Stated goal:
Where a line contains the word "reverse", copy that line in full.

** BEGIN Material shown **

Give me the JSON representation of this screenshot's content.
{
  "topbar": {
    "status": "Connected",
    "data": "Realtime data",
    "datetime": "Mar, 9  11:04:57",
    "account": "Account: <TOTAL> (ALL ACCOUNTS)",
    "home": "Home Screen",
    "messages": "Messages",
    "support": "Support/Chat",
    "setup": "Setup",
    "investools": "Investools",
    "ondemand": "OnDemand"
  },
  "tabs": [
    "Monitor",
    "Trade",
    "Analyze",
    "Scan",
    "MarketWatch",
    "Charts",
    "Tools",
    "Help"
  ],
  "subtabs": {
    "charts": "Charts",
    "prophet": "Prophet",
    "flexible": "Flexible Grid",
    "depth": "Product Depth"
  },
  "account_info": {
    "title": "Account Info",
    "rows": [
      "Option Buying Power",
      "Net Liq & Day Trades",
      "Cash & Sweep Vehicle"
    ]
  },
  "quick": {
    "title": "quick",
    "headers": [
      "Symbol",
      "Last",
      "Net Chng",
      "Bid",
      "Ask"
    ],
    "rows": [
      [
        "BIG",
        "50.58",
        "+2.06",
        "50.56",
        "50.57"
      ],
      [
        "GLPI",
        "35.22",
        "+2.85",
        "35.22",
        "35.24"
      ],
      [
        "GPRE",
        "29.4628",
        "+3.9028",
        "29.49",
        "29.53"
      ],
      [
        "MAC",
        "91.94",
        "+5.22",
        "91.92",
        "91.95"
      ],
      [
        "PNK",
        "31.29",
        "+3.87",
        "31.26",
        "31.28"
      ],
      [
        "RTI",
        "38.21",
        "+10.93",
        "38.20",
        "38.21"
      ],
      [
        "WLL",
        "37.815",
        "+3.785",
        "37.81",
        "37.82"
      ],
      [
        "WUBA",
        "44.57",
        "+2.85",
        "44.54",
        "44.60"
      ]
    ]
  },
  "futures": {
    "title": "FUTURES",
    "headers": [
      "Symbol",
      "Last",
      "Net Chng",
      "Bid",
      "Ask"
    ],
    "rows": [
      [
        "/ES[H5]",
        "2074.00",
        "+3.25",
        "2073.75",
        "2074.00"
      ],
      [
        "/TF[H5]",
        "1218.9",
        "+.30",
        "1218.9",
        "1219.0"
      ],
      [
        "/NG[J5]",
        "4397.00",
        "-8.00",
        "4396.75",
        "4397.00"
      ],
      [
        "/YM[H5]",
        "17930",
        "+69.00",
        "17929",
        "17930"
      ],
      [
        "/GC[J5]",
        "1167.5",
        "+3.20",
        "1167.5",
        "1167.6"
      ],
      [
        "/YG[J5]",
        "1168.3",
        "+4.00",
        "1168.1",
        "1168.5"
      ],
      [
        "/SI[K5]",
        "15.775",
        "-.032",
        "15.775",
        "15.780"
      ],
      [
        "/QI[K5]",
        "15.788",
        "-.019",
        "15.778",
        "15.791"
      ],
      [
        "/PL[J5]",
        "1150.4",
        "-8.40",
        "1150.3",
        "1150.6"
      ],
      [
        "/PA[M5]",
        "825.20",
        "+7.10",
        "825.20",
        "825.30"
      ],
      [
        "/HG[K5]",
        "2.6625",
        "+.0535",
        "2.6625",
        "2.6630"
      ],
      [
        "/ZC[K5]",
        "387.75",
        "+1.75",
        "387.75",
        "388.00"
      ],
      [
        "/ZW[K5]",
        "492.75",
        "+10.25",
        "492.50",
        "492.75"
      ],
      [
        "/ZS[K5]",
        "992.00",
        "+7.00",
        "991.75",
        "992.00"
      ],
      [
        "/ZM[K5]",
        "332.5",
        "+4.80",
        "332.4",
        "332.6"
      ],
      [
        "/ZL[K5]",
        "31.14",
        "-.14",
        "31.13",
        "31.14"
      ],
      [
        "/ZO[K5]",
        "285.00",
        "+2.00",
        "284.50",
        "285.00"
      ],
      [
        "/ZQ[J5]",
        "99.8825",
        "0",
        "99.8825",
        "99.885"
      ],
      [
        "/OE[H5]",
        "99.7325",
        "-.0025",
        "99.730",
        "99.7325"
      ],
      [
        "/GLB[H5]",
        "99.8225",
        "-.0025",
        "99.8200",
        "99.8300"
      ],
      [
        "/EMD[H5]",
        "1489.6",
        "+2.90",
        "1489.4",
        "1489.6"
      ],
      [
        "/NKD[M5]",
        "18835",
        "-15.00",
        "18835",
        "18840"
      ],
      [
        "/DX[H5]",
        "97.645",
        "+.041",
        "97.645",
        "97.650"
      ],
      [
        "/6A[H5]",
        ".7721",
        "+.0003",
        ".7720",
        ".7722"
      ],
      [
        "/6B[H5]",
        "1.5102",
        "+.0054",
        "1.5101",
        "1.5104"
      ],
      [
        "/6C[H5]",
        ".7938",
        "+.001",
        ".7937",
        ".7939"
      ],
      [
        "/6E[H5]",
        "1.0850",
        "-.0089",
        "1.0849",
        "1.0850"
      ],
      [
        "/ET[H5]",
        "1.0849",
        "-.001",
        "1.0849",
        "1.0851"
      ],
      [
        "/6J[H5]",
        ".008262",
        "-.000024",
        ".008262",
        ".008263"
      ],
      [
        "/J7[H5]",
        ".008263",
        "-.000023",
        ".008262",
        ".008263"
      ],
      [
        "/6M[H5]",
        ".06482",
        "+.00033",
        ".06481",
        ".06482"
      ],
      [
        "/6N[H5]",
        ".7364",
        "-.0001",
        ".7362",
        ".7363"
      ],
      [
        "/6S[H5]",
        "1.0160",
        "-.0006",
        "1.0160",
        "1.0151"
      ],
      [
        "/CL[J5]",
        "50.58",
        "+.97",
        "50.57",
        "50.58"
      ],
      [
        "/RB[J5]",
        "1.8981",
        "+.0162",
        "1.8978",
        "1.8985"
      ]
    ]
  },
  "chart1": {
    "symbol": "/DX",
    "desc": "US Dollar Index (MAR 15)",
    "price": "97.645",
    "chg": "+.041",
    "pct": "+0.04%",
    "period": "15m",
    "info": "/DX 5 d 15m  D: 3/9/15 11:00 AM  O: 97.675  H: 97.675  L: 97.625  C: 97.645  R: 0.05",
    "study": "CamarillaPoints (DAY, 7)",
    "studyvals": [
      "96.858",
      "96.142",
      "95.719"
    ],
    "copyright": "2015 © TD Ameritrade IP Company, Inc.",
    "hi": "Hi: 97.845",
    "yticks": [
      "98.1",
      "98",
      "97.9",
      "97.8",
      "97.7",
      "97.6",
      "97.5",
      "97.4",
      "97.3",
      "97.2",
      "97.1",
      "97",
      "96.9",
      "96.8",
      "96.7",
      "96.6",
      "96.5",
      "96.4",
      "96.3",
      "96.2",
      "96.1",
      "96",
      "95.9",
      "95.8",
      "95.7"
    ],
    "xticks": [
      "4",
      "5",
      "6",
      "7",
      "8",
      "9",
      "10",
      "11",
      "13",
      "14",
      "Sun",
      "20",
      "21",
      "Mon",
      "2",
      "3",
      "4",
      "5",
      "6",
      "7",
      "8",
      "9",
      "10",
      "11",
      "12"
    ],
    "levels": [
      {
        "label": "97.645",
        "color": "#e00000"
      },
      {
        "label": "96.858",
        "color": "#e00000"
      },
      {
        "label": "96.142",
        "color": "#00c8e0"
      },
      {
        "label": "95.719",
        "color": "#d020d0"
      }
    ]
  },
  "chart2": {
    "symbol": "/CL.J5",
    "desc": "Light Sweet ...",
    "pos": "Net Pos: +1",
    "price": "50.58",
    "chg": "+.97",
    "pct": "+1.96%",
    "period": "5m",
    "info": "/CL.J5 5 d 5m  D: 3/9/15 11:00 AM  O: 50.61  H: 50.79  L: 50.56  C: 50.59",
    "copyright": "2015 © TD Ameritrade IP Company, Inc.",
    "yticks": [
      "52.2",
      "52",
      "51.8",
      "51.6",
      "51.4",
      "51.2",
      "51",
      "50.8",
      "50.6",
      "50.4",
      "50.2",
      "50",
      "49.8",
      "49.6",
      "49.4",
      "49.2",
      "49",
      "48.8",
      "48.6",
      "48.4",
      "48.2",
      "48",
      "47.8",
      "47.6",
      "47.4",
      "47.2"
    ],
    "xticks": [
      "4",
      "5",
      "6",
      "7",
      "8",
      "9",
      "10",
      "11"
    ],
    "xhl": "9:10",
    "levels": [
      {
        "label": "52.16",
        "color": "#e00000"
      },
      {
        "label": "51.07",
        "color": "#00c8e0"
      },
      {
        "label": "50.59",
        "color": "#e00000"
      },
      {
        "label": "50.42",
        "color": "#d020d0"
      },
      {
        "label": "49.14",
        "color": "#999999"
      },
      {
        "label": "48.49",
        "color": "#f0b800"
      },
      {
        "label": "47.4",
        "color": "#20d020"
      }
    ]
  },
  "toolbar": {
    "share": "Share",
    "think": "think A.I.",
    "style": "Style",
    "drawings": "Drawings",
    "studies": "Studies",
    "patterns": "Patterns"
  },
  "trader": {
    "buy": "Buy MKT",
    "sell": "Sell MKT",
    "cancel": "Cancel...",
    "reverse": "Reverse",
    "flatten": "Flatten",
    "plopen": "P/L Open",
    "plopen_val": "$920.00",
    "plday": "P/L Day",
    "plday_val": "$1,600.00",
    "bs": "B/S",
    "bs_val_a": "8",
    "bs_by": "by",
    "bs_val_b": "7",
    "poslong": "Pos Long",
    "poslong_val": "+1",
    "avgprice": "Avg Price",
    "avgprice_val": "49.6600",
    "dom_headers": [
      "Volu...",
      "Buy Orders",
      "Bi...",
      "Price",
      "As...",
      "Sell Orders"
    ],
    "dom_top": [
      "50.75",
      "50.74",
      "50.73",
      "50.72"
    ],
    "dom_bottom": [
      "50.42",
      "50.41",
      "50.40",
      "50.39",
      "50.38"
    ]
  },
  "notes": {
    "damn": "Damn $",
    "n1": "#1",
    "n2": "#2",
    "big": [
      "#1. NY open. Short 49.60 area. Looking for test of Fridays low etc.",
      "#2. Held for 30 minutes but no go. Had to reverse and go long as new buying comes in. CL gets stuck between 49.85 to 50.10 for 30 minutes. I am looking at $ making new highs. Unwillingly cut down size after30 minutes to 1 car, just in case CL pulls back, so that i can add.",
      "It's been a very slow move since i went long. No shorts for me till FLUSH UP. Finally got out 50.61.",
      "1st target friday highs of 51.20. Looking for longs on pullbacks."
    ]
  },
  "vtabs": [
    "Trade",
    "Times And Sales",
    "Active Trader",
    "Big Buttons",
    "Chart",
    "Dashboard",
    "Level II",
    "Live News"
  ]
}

** END Material shown **

Written solution:
    "reverse": "Reverse",
      "#2. Held for 30 minutes but no go. Had to reverse and go long as new buying comes in. CL gets stuck between 49.85 to 50.10 for 30 minutes. I am looking at $ making new highs. Unwillingly cut down size after30 minutes to 1 car, just in case CL pulls back, so that i can add.",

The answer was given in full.